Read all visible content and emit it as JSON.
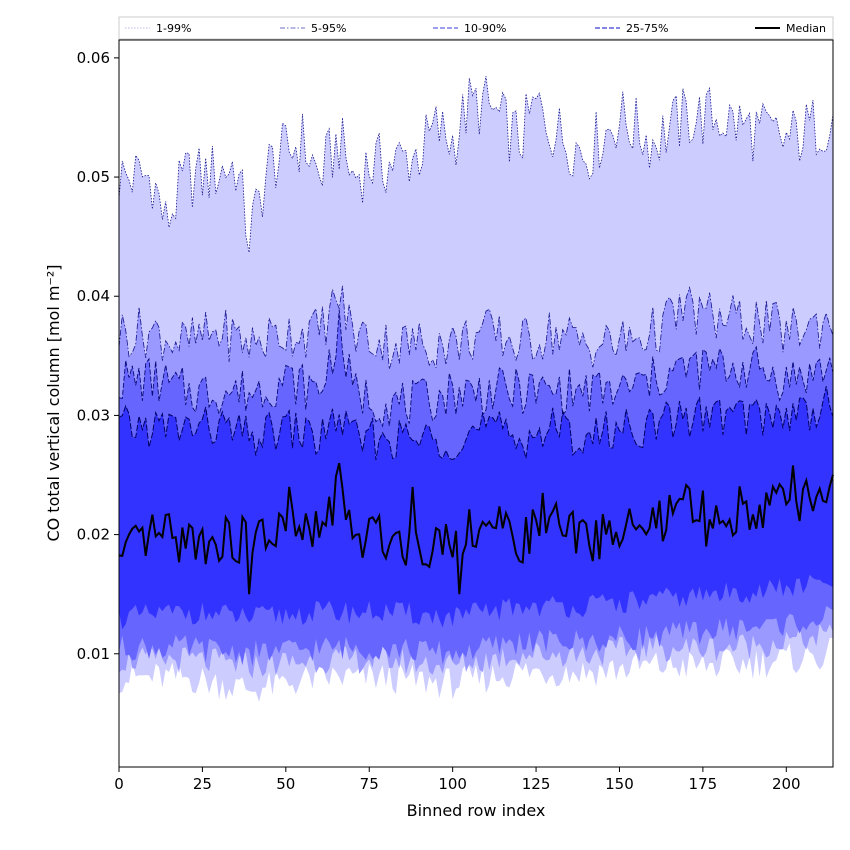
{
  "chart_data": {
    "type": "area",
    "title": "",
    "xlabel": "Binned row index",
    "ylabel": "CO total vertical column [mol m⁻²]",
    "xlim": [
      0,
      214
    ],
    "ylim": [
      0.0005,
      0.0615
    ],
    "xticks": [
      0,
      25,
      50,
      75,
      100,
      125,
      150,
      175,
      200
    ],
    "yticks": [
      0.01,
      0.02,
      0.03,
      0.04,
      0.05,
      0.06
    ],
    "ytick_labels": [
      "0.01",
      "0.02",
      "0.03",
      "0.04",
      "0.05",
      "0.06"
    ],
    "grid": false,
    "legend_position": "top",
    "n_points": 215,
    "legend": [
      {
        "label": "1-99%",
        "color": "#c8c8f0",
        "style": "dotted"
      },
      {
        "label": "5-95%",
        "color": "#8c8cd8",
        "style": "dashdot"
      },
      {
        "label": "10-90%",
        "color": "#6464e6",
        "style": "dashed"
      },
      {
        "label": "25-75%",
        "color": "#3c3cd2",
        "style": "dashed"
      },
      {
        "label": "Median",
        "color": "#000000",
        "style": "solid"
      }
    ],
    "bands": [
      {
        "name": "1-99%",
        "fill": "#ccccff",
        "upper_keys": [
          [
            0,
            0.05
          ],
          [
            5,
            0.05
          ],
          [
            10,
            0.05
          ],
          [
            14,
            0.046
          ],
          [
            20,
            0.05
          ],
          [
            25,
            0.05
          ],
          [
            35,
            0.051
          ],
          [
            39,
            0.045
          ],
          [
            45,
            0.051
          ],
          [
            50,
            0.052
          ],
          [
            55,
            0.053
          ],
          [
            60,
            0.05
          ],
          [
            66,
            0.053
          ],
          [
            70,
            0.05
          ],
          [
            75,
            0.051
          ],
          [
            80,
            0.051
          ],
          [
            90,
            0.052
          ],
          [
            95,
            0.054
          ],
          [
            100,
            0.053
          ],
          [
            105,
            0.056
          ],
          [
            110,
            0.056
          ],
          [
            120,
            0.053
          ],
          [
            125,
            0.056
          ],
          [
            130,
            0.054
          ],
          [
            140,
            0.052
          ],
          [
            150,
            0.055
          ],
          [
            160,
            0.053
          ],
          [
            170,
            0.055
          ],
          [
            180,
            0.055
          ],
          [
            190,
            0.054
          ],
          [
            200,
            0.053
          ],
          [
            214,
            0.055
          ]
        ],
        "lower_keys": [
          [
            0,
            0.008
          ],
          [
            20,
            0.008
          ],
          [
            40,
            0.007
          ],
          [
            60,
            0.008
          ],
          [
            80,
            0.008
          ],
          [
            100,
            0.0075
          ],
          [
            120,
            0.0085
          ],
          [
            140,
            0.0085
          ],
          [
            160,
            0.009
          ],
          [
            180,
            0.009
          ],
          [
            200,
            0.0095
          ],
          [
            214,
            0.01
          ]
        ]
      },
      {
        "name": "5-95%",
        "fill": "#9999ff",
        "upper_keys": [
          [
            0,
            0.037
          ],
          [
            10,
            0.037
          ],
          [
            20,
            0.036
          ],
          [
            30,
            0.037
          ],
          [
            40,
            0.036
          ],
          [
            50,
            0.037
          ],
          [
            60,
            0.037
          ],
          [
            66,
            0.04
          ],
          [
            70,
            0.037
          ],
          [
            80,
            0.036
          ],
          [
            90,
            0.036
          ],
          [
            100,
            0.036
          ],
          [
            110,
            0.037
          ],
          [
            120,
            0.036
          ],
          [
            130,
            0.037
          ],
          [
            140,
            0.036
          ],
          [
            150,
            0.036
          ],
          [
            160,
            0.037
          ],
          [
            170,
            0.039
          ],
          [
            180,
            0.038
          ],
          [
            190,
            0.038
          ],
          [
            200,
            0.037
          ],
          [
            214,
            0.038
          ]
        ],
        "lower_keys": [
          [
            0,
            0.0095
          ],
          [
            20,
            0.0095
          ],
          [
            40,
            0.009
          ],
          [
            60,
            0.0095
          ],
          [
            80,
            0.0095
          ],
          [
            100,
            0.009
          ],
          [
            120,
            0.01
          ],
          [
            140,
            0.01
          ],
          [
            160,
            0.0105
          ],
          [
            180,
            0.0105
          ],
          [
            200,
            0.011
          ],
          [
            214,
            0.0115
          ]
        ]
      },
      {
        "name": "10-90%",
        "fill": "#6666ff",
        "upper_keys": [
          [
            0,
            0.033
          ],
          [
            10,
            0.033
          ],
          [
            20,
            0.032
          ],
          [
            30,
            0.032
          ],
          [
            40,
            0.032
          ],
          [
            50,
            0.033
          ],
          [
            60,
            0.032
          ],
          [
            66,
            0.037
          ],
          [
            70,
            0.032
          ],
          [
            80,
            0.031
          ],
          [
            90,
            0.031
          ],
          [
            100,
            0.032
          ],
          [
            110,
            0.032
          ],
          [
            120,
            0.032
          ],
          [
            130,
            0.032
          ],
          [
            140,
            0.032
          ],
          [
            150,
            0.032
          ],
          [
            160,
            0.033
          ],
          [
            170,
            0.034
          ],
          [
            180,
            0.034
          ],
          [
            190,
            0.034
          ],
          [
            200,
            0.033
          ],
          [
            214,
            0.034
          ]
        ],
        "lower_keys": [
          [
            0,
            0.0105
          ],
          [
            20,
            0.0105
          ],
          [
            40,
            0.01
          ],
          [
            60,
            0.0105
          ],
          [
            80,
            0.0105
          ],
          [
            100,
            0.01
          ],
          [
            120,
            0.011
          ],
          [
            140,
            0.011
          ],
          [
            160,
            0.0115
          ],
          [
            180,
            0.012
          ],
          [
            200,
            0.0125
          ],
          [
            214,
            0.013
          ]
        ]
      },
      {
        "name": "25-75%",
        "fill": "#3333ff",
        "upper_keys": [
          [
            0,
            0.029
          ],
          [
            10,
            0.029
          ],
          [
            20,
            0.029
          ],
          [
            30,
            0.029
          ],
          [
            40,
            0.028
          ],
          [
            50,
            0.029
          ],
          [
            60,
            0.028
          ],
          [
            66,
            0.03
          ],
          [
            70,
            0.028
          ],
          [
            80,
            0.028
          ],
          [
            90,
            0.028
          ],
          [
            100,
            0.028
          ],
          [
            110,
            0.029
          ],
          [
            120,
            0.028
          ],
          [
            130,
            0.029
          ],
          [
            140,
            0.028
          ],
          [
            150,
            0.029
          ],
          [
            160,
            0.029
          ],
          [
            170,
            0.03
          ],
          [
            180,
            0.03
          ],
          [
            190,
            0.03
          ],
          [
            200,
            0.03
          ],
          [
            214,
            0.031
          ]
        ],
        "lower_keys": [
          [
            0,
            0.013
          ],
          [
            20,
            0.0135
          ],
          [
            40,
            0.013
          ],
          [
            60,
            0.0135
          ],
          [
            80,
            0.0135
          ],
          [
            100,
            0.013
          ],
          [
            120,
            0.014
          ],
          [
            140,
            0.014
          ],
          [
            160,
            0.0145
          ],
          [
            180,
            0.015
          ],
          [
            200,
            0.0155
          ],
          [
            214,
            0.016
          ]
        ]
      }
    ],
    "median": {
      "name": "Median",
      "color": "#000000",
      "keys": [
        [
          0,
          0.0175
        ],
        [
          10,
          0.02
        ],
        [
          20,
          0.0195
        ],
        [
          30,
          0.0195
        ],
        [
          40,
          0.0195
        ],
        [
          50,
          0.0205
        ],
        [
          60,
          0.02
        ],
        [
          66,
          0.024
        ],
        [
          70,
          0.0195
        ],
        [
          80,
          0.02
        ],
        [
          90,
          0.019
        ],
        [
          100,
          0.02
        ],
        [
          110,
          0.021
        ],
        [
          120,
          0.0195
        ],
        [
          130,
          0.021
        ],
        [
          140,
          0.0195
        ],
        [
          150,
          0.0205
        ],
        [
          160,
          0.0205
        ],
        [
          170,
          0.0225
        ],
        [
          180,
          0.0215
        ],
        [
          190,
          0.0225
        ],
        [
          200,
          0.0225
        ],
        [
          214,
          0.024
        ]
      ],
      "spikes": [
        [
          66,
          0.026
        ],
        [
          39,
          0.015
        ],
        [
          51,
          0.024
        ],
        [
          88,
          0.024
        ],
        [
          102,
          0.015
        ],
        [
          127,
          0.0235
        ],
        [
          176,
          0.019
        ],
        [
          202,
          0.0258
        ]
      ]
    }
  }
}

→ **Your task**
Tally the lines in the listing that hold "style" and report the number alone.

→ **Problem solution**
5